Rows from a dataset
-- BEGIN --
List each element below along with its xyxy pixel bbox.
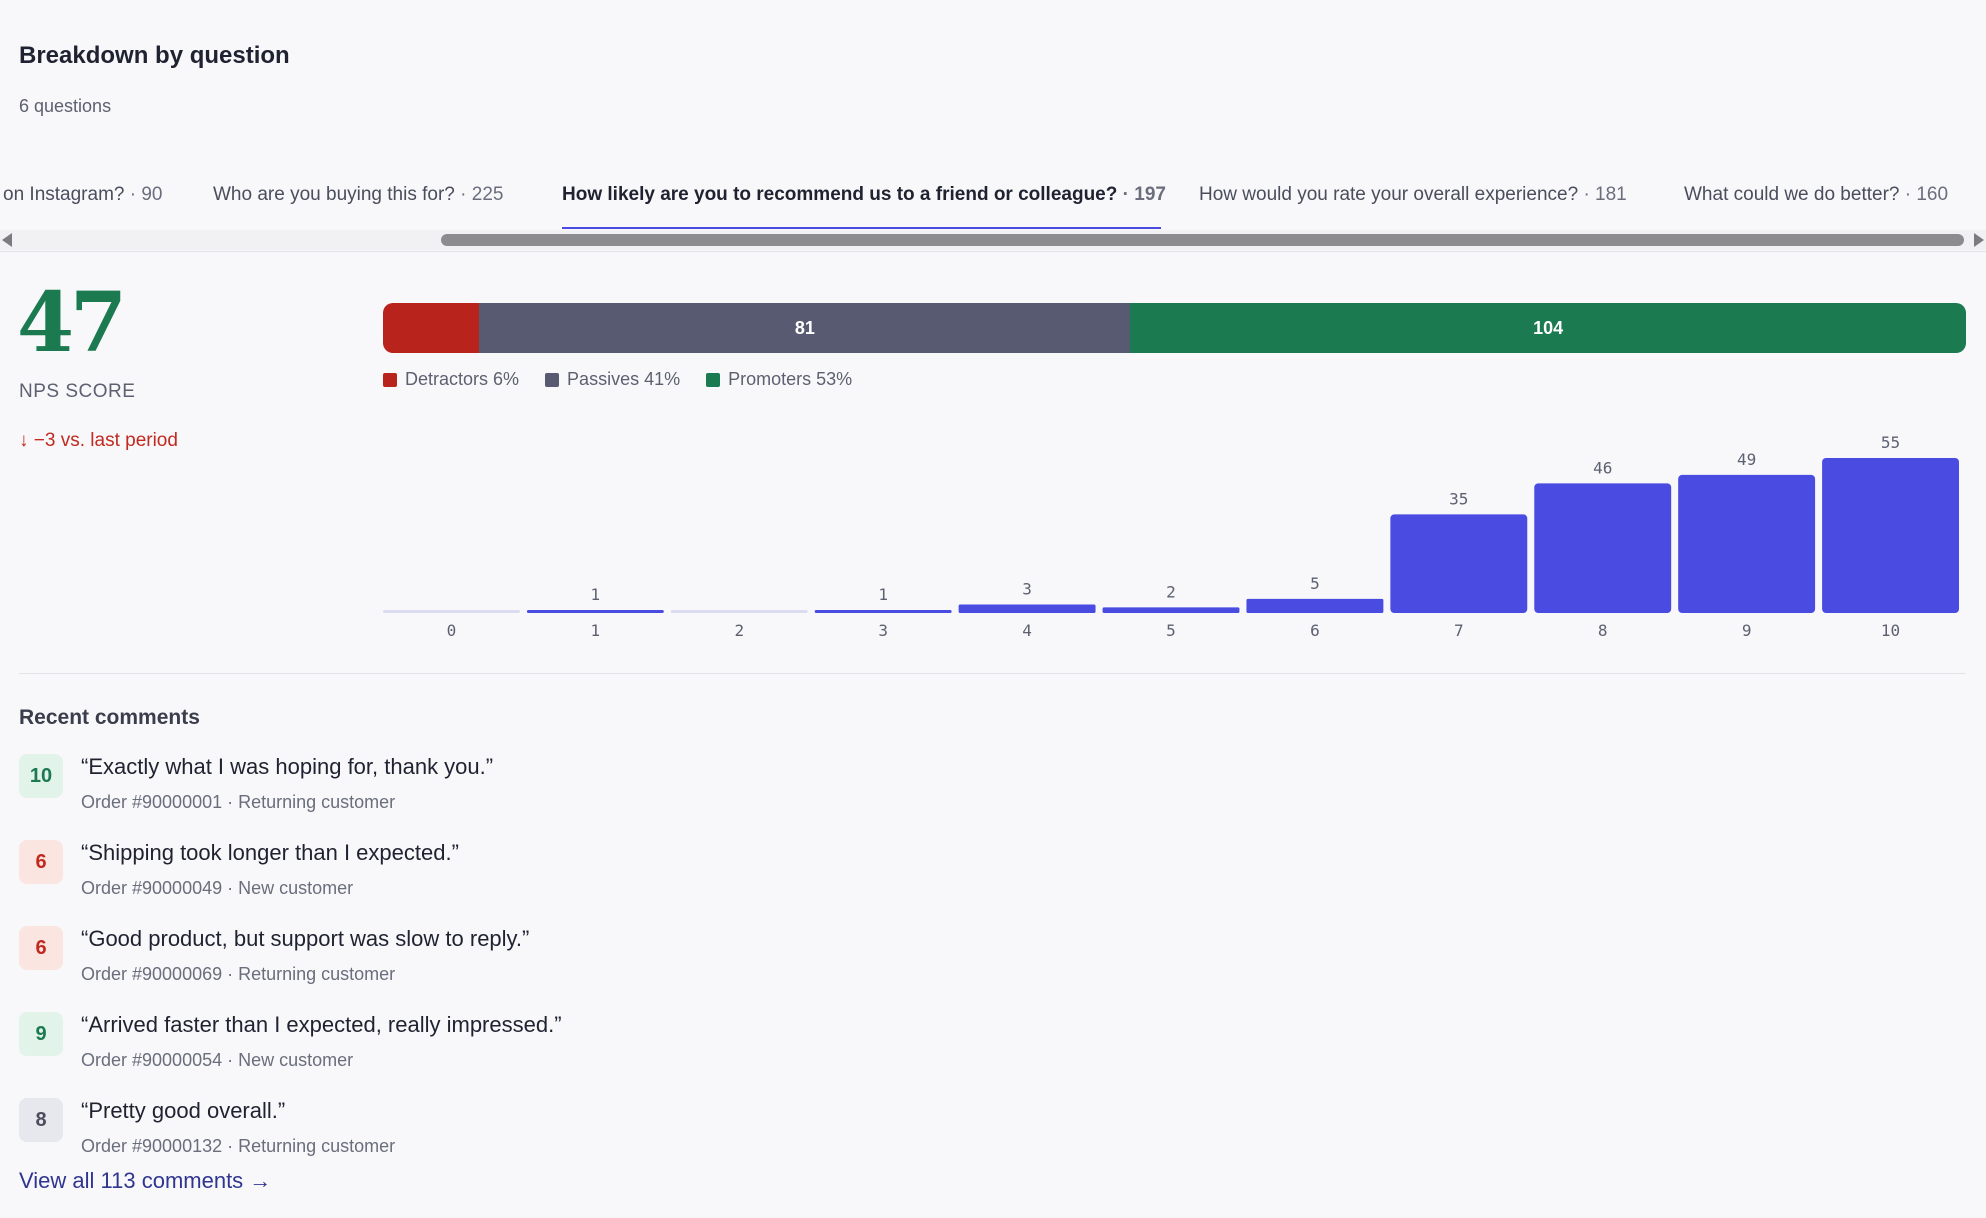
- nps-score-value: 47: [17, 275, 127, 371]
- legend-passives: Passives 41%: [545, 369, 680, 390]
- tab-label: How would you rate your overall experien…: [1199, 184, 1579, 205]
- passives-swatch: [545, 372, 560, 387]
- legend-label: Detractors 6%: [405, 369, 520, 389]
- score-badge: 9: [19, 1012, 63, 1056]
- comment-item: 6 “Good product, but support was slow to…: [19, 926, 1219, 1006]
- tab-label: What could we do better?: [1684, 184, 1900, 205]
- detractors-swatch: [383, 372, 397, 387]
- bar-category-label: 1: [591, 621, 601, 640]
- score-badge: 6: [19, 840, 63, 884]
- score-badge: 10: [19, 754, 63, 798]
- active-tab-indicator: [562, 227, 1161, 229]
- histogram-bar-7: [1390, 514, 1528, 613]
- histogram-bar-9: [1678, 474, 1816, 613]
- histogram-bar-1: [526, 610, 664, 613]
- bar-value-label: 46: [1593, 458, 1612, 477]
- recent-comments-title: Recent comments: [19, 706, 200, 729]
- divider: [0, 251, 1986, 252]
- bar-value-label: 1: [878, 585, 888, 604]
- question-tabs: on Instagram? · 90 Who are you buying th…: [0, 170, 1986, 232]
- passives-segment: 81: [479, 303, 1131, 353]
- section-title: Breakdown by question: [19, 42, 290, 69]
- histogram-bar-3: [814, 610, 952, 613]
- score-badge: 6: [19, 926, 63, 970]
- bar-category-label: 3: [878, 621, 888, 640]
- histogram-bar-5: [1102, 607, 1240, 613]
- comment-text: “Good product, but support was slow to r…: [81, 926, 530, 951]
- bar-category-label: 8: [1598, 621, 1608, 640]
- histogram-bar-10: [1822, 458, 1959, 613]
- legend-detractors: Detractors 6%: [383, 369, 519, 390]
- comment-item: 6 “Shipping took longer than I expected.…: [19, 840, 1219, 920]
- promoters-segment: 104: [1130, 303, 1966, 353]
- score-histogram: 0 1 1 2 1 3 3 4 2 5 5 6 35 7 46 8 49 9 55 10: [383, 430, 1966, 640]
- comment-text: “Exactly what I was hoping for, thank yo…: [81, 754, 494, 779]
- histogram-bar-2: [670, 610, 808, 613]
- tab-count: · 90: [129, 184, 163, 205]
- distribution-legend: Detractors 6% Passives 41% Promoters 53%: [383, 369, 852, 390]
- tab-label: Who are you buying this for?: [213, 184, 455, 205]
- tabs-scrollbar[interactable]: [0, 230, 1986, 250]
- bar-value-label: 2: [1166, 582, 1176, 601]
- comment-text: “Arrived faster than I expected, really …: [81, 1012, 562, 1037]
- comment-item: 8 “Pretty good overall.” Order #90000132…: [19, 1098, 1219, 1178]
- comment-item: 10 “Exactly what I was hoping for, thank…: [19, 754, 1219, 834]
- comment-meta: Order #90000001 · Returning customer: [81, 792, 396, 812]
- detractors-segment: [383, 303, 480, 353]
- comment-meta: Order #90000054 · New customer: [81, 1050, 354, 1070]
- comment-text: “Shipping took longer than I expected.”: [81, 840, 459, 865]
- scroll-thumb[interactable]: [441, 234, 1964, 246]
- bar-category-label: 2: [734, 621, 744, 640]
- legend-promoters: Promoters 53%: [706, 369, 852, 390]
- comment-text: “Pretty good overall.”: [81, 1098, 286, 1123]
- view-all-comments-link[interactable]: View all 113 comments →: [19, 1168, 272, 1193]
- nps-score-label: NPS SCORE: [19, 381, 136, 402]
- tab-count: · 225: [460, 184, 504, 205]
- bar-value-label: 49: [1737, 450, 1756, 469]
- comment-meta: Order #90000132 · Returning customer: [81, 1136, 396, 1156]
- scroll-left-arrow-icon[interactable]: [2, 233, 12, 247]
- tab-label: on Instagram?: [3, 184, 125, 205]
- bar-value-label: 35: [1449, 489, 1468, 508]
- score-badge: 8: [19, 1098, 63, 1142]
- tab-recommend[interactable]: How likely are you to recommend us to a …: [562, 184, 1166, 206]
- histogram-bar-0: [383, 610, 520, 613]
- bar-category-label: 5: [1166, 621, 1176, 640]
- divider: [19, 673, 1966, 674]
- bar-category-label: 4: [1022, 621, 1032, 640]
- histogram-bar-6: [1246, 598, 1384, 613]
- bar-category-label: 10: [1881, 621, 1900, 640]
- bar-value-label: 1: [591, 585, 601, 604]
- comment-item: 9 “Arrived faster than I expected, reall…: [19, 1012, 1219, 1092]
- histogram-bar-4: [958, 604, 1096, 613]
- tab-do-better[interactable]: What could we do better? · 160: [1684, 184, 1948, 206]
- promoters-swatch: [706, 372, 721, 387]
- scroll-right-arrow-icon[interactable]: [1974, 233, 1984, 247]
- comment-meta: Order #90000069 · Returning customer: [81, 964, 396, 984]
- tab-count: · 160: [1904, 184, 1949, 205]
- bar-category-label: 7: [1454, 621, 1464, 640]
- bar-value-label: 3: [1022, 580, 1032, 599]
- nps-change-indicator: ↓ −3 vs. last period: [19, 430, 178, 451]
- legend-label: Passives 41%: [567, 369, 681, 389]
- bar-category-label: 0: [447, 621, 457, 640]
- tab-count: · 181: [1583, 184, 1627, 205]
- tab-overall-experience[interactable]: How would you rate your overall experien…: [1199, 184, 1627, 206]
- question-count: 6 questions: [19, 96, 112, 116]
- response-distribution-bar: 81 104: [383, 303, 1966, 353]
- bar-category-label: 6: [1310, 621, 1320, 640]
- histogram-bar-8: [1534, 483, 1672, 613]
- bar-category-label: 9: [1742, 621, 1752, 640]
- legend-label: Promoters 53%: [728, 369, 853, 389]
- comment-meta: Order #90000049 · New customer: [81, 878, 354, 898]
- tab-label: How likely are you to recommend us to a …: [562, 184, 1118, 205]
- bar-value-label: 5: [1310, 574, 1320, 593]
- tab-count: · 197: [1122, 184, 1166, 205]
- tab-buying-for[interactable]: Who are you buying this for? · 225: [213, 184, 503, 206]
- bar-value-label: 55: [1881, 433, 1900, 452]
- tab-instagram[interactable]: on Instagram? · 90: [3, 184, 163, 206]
-- END --
Render every line from the one containing "- nps-score-value: 47: [17, 275, 127, 371]" through the one containing "- histogram-bar-3: [814, 610, 952, 613]", inclusive, as a Markdown table with columns No. and Line. Leave out blank lines.

TASK RESULT
| No. | Line |
|---|---|
| 1 | - nps-score-value: 47: [17, 275, 127, 371] |
| 2 | - legend-passives: Passives 41%: [545, 369, 680, 390] |
| 3 | - tab-label: How would you rate your overall experien…: [1199, 184, 1579, 205] |
| 4 | - passives-swatch: [545, 372, 560, 387] |
| 5 | - legend-label: Detractors 6%: [405, 369, 520, 389] |
| 6 | - score-badge: 9: [19, 1012, 63, 1056] |
| 7 | - comment-item: 6 “Good product, but support was slow to…: [19, 926, 1219, 1006] |
| 8 | - tab-label: What could we do better?: [1684, 184, 1900, 205] |
| 9 | - detractors-swatch: [383, 372, 397, 387] |
| 10 | - bar-category-label: 1: [591, 621, 601, 640] |
| 11 | - score-badge: 6: [19, 840, 63, 884] |
| 12 | - score-badge: 10: [19, 754, 63, 798] |
| 13 | - active-tab-indicator: [562, 227, 1161, 229] |
| 14 | - histogram-bar-7: [1390, 514, 1528, 613] |
| 15 | - histogram-bar-9: [1678, 474, 1816, 613] |
| 16 | - histogram-bar-1: [526, 610, 664, 613] |
| 17 | - bar-value-label: 46: [1593, 458, 1612, 477] |
| 18 | - recent-comments-title: Recent comments: [19, 706, 200, 729] |
| 19 | - divider: [0, 251, 1986, 252] |
| 20 | - bar-value-label: 1: [878, 585, 888, 604] |
| 21 | - question-tabs: on Instagram? · 90 Who are you buying th…: [0, 170, 1986, 232] |
| 22 | - passives-segment: 81: [479, 303, 1131, 353] |
| 23 | - section-title: Breakdown by question: [19, 42, 290, 69] |
| 24 | - histogram-bar-3: [814, 610, 952, 613] |